> **Stored records**:
>> start

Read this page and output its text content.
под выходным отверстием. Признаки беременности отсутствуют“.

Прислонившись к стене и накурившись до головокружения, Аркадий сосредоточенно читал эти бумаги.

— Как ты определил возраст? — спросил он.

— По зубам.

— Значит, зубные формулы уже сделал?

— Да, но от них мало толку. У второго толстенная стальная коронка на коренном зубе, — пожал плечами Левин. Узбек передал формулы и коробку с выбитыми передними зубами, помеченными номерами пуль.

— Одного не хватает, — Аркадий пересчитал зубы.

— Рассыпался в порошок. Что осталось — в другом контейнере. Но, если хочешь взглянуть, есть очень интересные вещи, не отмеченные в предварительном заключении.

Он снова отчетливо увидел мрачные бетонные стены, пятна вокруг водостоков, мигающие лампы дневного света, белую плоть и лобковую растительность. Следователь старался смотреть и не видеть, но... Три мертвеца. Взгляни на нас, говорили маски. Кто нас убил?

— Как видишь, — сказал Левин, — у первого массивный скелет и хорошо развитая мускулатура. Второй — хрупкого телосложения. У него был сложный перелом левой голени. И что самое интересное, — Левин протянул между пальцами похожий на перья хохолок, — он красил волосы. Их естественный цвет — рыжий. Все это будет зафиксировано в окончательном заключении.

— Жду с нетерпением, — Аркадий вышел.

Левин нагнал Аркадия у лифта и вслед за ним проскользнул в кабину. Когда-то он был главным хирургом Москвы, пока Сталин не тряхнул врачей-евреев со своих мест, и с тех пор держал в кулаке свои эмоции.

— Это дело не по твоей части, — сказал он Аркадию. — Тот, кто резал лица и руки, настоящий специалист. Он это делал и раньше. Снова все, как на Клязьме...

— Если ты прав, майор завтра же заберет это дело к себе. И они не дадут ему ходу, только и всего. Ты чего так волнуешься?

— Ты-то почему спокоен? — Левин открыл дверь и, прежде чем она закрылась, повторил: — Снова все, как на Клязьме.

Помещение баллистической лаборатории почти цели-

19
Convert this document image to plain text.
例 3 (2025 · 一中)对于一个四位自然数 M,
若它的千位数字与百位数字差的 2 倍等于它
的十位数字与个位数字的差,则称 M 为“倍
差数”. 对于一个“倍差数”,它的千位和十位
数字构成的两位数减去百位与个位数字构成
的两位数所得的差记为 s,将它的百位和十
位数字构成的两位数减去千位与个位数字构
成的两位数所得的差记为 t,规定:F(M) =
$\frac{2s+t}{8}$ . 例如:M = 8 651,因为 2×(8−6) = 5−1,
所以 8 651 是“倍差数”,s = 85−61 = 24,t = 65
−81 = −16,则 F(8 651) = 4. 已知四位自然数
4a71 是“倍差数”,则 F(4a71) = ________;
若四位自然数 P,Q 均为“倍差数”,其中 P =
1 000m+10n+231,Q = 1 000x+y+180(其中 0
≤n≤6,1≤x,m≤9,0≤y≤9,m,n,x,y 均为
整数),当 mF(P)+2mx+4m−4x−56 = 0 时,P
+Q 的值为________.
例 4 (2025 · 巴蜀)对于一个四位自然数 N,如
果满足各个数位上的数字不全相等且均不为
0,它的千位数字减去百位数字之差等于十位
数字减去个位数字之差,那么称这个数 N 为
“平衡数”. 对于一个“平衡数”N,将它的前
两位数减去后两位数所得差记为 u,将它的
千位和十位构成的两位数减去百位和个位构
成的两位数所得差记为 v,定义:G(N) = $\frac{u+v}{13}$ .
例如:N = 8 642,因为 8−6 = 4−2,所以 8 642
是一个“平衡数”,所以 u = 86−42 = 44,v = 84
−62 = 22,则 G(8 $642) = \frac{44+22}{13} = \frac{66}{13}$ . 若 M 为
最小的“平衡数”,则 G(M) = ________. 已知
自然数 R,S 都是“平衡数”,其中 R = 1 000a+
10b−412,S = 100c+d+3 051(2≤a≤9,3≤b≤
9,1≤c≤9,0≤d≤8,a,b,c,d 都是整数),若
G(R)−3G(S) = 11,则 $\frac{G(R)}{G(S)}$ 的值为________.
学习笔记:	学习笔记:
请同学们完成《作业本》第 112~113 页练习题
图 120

>> end

> **Stated exercise**:
Pull out every line of the records that includes the string "frac".

> **Output for this exercise**:
$\frac{2s+t}{8}$ . 例如:M = 8 651,因为 2×(8−6) = 5−1,
成的两位数所得差记为 v,定义:G(N) = $\frac{u+v}{13}$ .
−62 = 22,则 G(8 $642) = \frac{44+22}{13} = \frac{66}{13}$ . 若 M 为
G(R)−3G(S) = 11,则 $\frac{G(R)}{G(S)}$ 的值为________.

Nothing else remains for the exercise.